● **WHAT TO DO**
Transcribe all the entries word for word, but omit the images.

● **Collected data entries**
==================================================

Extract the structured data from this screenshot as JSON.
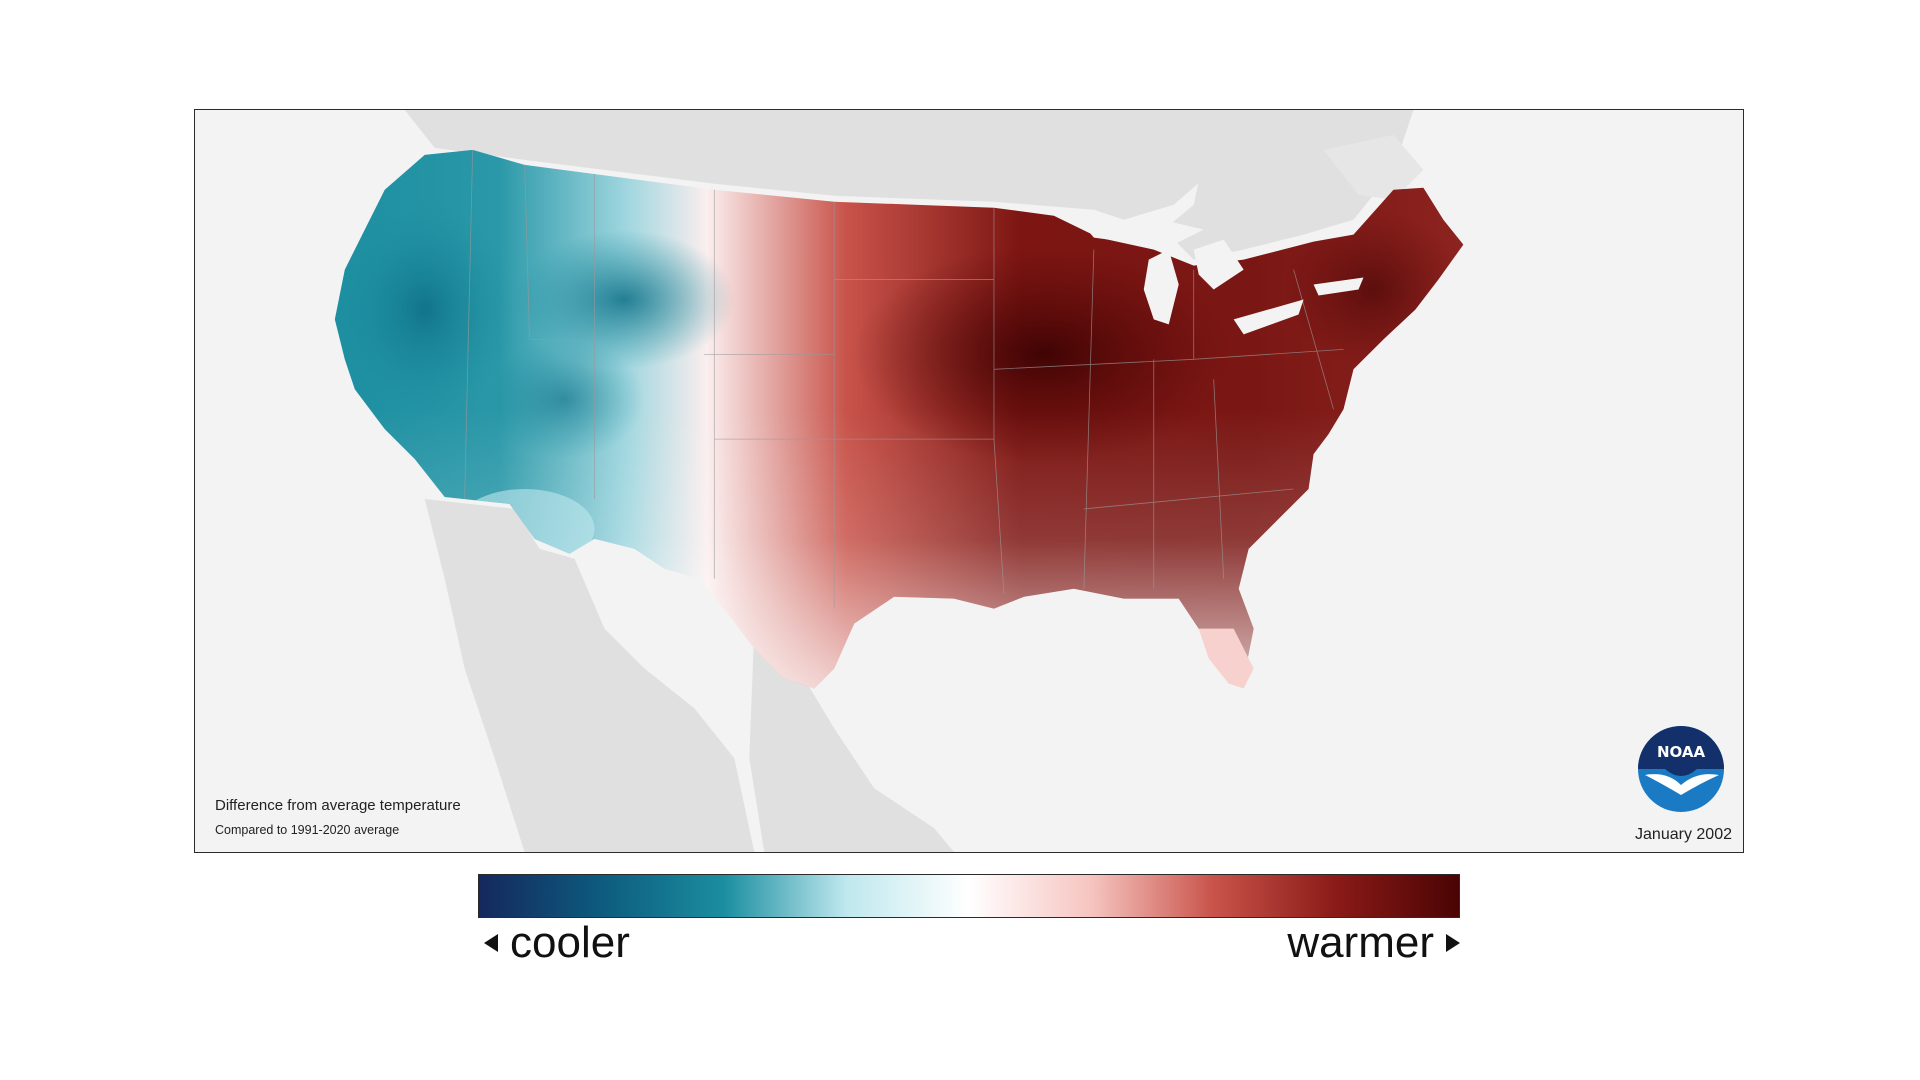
{
  "map": {
    "title": "Difference from average temperature",
    "subtitle": "Compared to 1991-2020 average",
    "date": "January 2002",
    "logo_text": "NOAA"
  },
  "legend": {
    "cooler_label": "cooler",
    "warmer_label": "warmer",
    "colors": [
      "#15285e",
      "#0d5b7e",
      "#1b8ea0",
      "#bfe8ee",
      "#ffffff",
      "#f6c4c0",
      "#c8534a",
      "#8a1a17",
      "#4a0404"
    ]
  },
  "colors": {
    "land_background": "#e0e0e0",
    "ocean": "#f3f3f3",
    "warm_max": "#4a0404",
    "cool_max": "#0d5b7e"
  }
}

==================================================

● **THE ANSWER**
Extract the structured data from this screenshot as JSON.
{
  "map": {
    "title": "Difference from average temperature",
    "subtitle": "Compared to 1991-2020 average",
    "date": "January 2002",
    "logo_text": "NOAA"
  },
  "legend": {
    "cooler_label": "cooler",
    "warmer_label": "warmer",
    "colors": [
      "#15285e",
      "#0d5b7e",
      "#1b8ea0",
      "#bfe8ee",
      "#ffffff",
      "#f6c4c0",
      "#c8534a",
      "#8a1a17",
      "#4a0404"
    ]
  },
  "colors": {
    "land_background": "#e0e0e0",
    "ocean": "#f3f3f3",
    "warm_max": "#4a0404",
    "cool_max": "#0d5b7e"
  }
}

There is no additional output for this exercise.